**Document section**:
--- --- ---
Try performing a CFHTTP call against your SSL site URL using the same CF server that you have your scheduled tasks on and dump the result. If you get a connection failure / peer not authenticated result than it sounds like the issue is with the new SSL cert not being imported correctly into the CF cert store. If you are still having issues with the import, try importing the new cert while using the same system login that CF uses (on windows boxes).
This is the process that we use:
- Go to a page on the SSL server.
- Double-click the lock icon.
- Click the Details tab.
- Click Copy To File.
- Select the base64 option and save the file.
- Copy the CER file into ColdfusionDir\runtime\jre\lib\security
- Run the following command from the same directory (keytool.exe is located in ColdfusionDir\runtime\jre\bin) ..\..\bin\keytool.exe -import -keystore cacerts -alias UniqueName -file filename.cer
- You may be prompted with a password, check with your CF administrator for the correct cert change password (this is not the same as the CF admin password)
- Restart Coldfusion
Hope that helps!
Thanks very much for the reply. I set up the CFHTTP call and get an error
msg that simply says "connection failure." However, I've run through the
steps to import the cert with one of the system admins here and it did not
solve the problem. Any other thoughts?
Have you dumped the entire CFHTTP scope after your CFHTTP call? Unlike the CFHTTP.filecontent variable which just contains the result of the post, the CFHTTP scope object created after a side-post contains a bunch of other helpful information, including headers, result codes, etc. If you haven't already, try doing a dump right after your CFHTTP call:
you may get some more specifics about what might be causing the issue.
Yes I did that today:
Failure. Status code unavailable. Text YES
We think we've narrowed it down to the actual name of the certificate, and
there being a mismatch with the "common name" on the cert. (I'm a
developer, not a sys admin, so I'm a bit foggy on all that) He is
researching the problem tonight and plans to try and re-create the cert with
the same name as the original. I'll post an update tomorrow with any
I assume you're using a system account to connect (as opposed to user) and you've checked that the password didn't change.
--- --- ---
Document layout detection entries

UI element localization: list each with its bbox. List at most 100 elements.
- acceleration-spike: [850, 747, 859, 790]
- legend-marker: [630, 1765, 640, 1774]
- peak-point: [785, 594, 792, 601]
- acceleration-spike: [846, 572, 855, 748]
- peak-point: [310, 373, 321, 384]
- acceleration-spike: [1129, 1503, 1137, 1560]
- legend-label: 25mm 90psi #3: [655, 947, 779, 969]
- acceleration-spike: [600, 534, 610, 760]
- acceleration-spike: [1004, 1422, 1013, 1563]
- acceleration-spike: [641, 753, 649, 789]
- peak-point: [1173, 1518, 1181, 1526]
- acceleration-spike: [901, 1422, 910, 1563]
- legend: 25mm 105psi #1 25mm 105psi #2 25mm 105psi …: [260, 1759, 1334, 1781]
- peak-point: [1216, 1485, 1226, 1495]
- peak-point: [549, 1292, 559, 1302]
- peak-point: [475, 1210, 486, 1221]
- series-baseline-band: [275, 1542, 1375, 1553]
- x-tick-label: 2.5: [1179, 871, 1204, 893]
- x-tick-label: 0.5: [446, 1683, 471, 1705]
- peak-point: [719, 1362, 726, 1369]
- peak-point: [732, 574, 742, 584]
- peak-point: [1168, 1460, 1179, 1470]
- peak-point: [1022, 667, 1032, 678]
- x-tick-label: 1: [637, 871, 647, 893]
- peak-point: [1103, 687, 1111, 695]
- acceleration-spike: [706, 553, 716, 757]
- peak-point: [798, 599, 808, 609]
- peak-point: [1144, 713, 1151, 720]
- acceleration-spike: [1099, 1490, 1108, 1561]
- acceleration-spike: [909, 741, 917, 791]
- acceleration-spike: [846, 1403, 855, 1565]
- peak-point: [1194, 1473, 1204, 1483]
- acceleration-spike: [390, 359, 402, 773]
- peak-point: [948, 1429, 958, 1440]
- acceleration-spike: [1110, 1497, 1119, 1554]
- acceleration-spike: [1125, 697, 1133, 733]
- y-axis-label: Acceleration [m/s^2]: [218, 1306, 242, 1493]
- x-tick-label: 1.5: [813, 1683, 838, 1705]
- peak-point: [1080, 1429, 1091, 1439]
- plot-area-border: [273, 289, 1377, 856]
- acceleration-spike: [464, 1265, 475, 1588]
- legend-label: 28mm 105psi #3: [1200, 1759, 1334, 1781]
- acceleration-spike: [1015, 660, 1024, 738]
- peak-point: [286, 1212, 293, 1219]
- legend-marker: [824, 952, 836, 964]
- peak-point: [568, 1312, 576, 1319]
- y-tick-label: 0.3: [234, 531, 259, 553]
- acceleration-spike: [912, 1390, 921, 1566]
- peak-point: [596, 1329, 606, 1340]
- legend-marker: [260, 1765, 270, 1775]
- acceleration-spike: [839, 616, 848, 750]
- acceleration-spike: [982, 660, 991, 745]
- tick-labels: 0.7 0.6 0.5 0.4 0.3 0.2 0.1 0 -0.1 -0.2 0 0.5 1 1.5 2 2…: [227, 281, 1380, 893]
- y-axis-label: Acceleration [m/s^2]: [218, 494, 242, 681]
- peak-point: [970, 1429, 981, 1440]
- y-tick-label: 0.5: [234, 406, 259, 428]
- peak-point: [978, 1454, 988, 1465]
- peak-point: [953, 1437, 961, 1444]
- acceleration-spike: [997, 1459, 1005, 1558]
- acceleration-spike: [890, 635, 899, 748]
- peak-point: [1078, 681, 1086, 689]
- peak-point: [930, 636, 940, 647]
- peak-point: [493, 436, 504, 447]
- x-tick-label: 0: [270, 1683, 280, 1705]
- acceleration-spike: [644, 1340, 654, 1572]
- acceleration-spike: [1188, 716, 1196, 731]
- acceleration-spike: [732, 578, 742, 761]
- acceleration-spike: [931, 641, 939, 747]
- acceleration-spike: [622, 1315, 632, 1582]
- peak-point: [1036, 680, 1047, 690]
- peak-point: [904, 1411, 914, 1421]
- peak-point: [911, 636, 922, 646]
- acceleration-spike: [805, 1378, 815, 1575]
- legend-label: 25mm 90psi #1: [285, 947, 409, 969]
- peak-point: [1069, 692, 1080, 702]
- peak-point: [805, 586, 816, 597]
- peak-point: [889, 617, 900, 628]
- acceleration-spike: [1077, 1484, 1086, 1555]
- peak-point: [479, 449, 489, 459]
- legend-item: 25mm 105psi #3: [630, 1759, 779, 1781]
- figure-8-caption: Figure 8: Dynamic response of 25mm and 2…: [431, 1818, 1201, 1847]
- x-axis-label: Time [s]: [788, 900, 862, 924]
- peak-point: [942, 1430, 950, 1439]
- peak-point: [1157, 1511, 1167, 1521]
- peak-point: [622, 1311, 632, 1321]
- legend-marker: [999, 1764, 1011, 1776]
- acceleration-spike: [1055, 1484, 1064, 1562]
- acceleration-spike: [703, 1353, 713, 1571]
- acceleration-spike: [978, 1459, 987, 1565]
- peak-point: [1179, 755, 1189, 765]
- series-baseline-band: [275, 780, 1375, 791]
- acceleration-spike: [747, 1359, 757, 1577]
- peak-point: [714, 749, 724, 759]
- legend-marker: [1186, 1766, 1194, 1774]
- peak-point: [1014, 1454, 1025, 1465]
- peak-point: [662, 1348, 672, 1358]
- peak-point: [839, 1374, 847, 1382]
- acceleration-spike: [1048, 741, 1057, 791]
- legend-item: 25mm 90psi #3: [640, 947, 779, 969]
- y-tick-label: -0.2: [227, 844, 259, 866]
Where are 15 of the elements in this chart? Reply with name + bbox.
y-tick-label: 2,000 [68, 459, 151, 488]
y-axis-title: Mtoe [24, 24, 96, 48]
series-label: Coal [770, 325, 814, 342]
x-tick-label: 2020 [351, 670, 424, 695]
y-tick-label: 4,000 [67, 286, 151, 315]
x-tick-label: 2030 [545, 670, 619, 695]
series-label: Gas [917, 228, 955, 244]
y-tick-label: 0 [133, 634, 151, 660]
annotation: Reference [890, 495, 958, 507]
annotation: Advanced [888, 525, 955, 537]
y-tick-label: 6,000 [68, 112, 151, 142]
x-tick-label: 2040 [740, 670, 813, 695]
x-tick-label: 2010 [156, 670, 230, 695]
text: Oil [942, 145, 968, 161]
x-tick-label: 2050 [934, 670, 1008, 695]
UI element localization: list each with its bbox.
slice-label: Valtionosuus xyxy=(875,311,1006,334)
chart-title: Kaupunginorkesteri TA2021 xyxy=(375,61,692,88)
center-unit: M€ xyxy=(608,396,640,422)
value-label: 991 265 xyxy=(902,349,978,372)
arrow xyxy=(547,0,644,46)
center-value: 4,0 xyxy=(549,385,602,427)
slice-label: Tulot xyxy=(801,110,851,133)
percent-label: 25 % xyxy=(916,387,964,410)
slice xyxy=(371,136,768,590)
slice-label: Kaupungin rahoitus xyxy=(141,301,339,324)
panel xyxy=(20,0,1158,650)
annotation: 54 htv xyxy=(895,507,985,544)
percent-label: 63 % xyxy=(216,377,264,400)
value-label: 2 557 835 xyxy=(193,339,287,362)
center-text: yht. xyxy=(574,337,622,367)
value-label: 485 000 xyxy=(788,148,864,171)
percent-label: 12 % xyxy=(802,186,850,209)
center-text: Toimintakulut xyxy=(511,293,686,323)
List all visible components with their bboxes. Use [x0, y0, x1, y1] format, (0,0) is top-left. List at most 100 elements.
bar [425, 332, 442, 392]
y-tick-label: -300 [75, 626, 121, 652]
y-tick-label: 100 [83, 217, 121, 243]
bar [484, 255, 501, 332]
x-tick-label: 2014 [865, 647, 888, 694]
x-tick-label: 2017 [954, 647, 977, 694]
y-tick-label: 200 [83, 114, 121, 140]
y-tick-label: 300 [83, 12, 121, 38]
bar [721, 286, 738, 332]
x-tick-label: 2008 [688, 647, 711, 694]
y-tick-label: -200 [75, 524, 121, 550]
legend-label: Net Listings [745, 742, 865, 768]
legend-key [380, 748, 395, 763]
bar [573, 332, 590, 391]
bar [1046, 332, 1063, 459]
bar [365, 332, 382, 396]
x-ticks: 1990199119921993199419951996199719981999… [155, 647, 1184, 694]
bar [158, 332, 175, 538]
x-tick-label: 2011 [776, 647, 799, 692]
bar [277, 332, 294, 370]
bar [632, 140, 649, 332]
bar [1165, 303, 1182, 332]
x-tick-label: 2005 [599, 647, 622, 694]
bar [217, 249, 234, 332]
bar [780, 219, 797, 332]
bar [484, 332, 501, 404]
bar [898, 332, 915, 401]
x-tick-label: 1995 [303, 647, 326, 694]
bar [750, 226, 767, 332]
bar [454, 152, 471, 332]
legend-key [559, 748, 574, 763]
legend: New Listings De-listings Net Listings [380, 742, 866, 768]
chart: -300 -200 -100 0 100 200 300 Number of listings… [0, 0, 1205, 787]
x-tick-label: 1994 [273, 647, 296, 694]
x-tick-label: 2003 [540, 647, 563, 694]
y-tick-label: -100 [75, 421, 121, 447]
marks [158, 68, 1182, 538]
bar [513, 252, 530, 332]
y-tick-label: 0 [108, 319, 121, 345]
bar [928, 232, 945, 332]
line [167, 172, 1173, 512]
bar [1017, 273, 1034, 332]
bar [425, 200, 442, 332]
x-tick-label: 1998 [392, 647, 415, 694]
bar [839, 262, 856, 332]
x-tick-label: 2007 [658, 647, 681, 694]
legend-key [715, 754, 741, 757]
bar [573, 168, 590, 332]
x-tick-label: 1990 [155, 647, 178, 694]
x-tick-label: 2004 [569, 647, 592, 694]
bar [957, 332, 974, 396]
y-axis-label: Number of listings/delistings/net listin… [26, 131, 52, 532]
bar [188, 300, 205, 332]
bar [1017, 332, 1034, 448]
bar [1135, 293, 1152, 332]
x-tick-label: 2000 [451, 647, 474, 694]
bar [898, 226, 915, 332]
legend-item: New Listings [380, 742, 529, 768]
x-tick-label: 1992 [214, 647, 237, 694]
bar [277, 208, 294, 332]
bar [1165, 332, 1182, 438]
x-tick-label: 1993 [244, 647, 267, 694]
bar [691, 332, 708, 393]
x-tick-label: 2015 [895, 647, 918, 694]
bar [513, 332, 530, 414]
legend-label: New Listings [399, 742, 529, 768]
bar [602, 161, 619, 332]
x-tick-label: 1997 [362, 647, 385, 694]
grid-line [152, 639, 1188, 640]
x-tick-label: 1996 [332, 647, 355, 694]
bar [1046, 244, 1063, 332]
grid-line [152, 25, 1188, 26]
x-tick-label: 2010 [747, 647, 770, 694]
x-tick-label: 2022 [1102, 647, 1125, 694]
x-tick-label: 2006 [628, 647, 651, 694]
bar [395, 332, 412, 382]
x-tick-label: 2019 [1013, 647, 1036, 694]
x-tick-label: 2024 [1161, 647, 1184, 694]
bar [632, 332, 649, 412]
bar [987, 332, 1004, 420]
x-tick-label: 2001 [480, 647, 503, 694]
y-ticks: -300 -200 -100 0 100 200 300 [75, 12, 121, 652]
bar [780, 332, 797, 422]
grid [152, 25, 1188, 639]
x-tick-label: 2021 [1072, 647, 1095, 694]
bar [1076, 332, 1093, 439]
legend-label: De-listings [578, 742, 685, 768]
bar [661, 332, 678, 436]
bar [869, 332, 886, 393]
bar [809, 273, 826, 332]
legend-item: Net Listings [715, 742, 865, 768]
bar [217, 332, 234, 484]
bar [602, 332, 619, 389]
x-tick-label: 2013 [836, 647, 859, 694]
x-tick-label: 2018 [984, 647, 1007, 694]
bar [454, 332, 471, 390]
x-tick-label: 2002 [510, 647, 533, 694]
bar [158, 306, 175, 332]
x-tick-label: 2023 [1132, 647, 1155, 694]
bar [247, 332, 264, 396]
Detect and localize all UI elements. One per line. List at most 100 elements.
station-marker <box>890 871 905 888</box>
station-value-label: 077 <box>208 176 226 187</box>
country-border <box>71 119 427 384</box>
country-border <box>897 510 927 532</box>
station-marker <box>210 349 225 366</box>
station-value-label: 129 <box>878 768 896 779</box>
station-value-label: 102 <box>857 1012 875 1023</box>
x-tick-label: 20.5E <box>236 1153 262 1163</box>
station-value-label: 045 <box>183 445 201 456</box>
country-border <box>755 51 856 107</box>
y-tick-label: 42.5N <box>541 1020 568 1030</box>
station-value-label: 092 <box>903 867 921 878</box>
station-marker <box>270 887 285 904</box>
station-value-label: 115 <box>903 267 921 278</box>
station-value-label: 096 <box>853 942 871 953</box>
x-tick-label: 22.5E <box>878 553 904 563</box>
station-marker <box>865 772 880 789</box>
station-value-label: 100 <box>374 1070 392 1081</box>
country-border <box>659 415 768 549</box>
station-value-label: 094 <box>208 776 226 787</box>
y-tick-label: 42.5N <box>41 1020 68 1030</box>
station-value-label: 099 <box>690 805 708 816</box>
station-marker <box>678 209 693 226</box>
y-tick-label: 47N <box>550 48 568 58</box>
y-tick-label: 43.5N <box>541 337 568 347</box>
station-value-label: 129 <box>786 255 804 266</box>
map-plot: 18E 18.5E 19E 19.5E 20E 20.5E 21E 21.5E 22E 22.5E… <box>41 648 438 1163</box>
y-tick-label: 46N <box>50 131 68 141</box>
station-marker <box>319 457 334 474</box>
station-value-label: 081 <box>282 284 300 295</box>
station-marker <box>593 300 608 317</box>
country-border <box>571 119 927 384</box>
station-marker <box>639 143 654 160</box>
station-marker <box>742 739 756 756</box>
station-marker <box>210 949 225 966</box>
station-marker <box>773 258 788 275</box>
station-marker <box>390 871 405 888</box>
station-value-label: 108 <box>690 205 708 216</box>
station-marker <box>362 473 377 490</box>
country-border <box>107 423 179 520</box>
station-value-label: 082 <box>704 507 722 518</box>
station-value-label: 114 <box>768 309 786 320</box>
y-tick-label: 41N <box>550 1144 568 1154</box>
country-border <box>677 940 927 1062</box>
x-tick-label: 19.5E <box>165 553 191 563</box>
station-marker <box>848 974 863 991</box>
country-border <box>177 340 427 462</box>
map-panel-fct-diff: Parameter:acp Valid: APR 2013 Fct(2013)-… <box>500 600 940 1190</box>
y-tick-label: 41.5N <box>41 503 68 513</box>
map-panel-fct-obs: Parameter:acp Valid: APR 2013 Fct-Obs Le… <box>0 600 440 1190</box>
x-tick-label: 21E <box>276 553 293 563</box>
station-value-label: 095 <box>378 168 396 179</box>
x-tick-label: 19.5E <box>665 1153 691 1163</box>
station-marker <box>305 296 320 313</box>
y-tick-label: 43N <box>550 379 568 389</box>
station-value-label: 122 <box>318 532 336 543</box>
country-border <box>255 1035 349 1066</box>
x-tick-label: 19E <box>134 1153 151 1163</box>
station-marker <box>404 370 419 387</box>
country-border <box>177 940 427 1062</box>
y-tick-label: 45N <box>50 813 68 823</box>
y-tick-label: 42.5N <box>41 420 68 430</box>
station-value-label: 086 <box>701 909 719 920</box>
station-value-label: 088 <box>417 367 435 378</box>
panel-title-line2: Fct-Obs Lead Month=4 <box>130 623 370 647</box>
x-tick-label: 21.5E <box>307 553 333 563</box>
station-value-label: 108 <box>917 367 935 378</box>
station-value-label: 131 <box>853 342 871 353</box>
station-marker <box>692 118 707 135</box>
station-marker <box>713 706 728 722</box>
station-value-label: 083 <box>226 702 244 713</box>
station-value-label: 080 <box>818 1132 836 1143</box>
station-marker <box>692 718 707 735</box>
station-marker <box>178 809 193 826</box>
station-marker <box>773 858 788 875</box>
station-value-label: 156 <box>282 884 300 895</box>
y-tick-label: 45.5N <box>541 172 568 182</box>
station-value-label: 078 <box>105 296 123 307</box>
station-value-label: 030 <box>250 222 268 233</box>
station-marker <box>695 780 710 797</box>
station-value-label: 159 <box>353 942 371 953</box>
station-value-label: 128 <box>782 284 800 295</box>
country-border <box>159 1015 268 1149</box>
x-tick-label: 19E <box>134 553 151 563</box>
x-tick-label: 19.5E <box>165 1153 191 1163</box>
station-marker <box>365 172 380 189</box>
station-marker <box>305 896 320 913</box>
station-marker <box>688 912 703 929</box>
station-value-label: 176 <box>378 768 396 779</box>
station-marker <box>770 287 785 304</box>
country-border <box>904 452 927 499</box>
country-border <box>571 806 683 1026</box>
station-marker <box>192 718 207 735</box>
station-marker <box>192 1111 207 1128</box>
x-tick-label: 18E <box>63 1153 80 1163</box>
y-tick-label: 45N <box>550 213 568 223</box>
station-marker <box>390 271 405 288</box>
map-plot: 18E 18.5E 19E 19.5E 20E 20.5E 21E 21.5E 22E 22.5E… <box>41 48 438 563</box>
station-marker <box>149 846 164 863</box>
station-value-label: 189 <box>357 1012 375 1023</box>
--- --- ---
**What this exercise asks**:
A. From the forum thread on importing an SSL certificate into ColdFusion, write out the stretch from "- Click the" through "CF admin password)" word for word.
B. Extend the forum thread on the ColdFusion SSL certificate problem, picking up after its last post.

**Answers by task**:
A.
- Click the Details tab.
- Click Copy To File.
- Select the base64 option and save the file.
- Copy the CER file into ColdfusionDir\runtime\jre\lib\security
- Run the following command from the same directory (keytool.exe is located in ColdfusionDir\runtime\jre\bin) ..\..\bin\keytool.exe -import -keystore cacerts -alias UniqueName -file filename.cer
- You may be prompted with a password, check with your CF administrator for the correct cert change password (this is not the same as the CF admin password)

B.
yes - the login credentials were all fine. I should have posted a reply to
this issue, but honestly didn't have the technical expertise to explain it.
We found out the problem was with our SSL cert that had been created in
house - but that's really the best I can explain. We called in a tech
services company that we deal with on occasion and they jumped on our system
and fixed the problem. I really never got a full explanation on what they
Do you have any suggestions on how to find out the keystore password? The server was setup up years ago. I just recently renewed the SSL Cert and now the scheduled tasks aren't working. I gone through many posts and this is the closest to what I'm experiencing. I just don't remember setting a keystore password. HELP!!!!
Yes that helped -
I am back in business!
Recently upgraded to CF9 and ran into this same issue again. I ran through the ssl cert import as described in one of the replies to this original post, and the command line messages said it was successful, but apparently it was not. I used the Certman Admin extension to import the cert and the problem was solved.
Wow, this thread takes me back...
I should also mention that on occassion you may have to import not just the new certificate, but all the certificates in the trust chain up to the root. As time goes on, especially for older server instances, the likelyhood that certificate authorities in the chain have made changes that CF does not have in its keystore increase. We've encountered this issue a few times.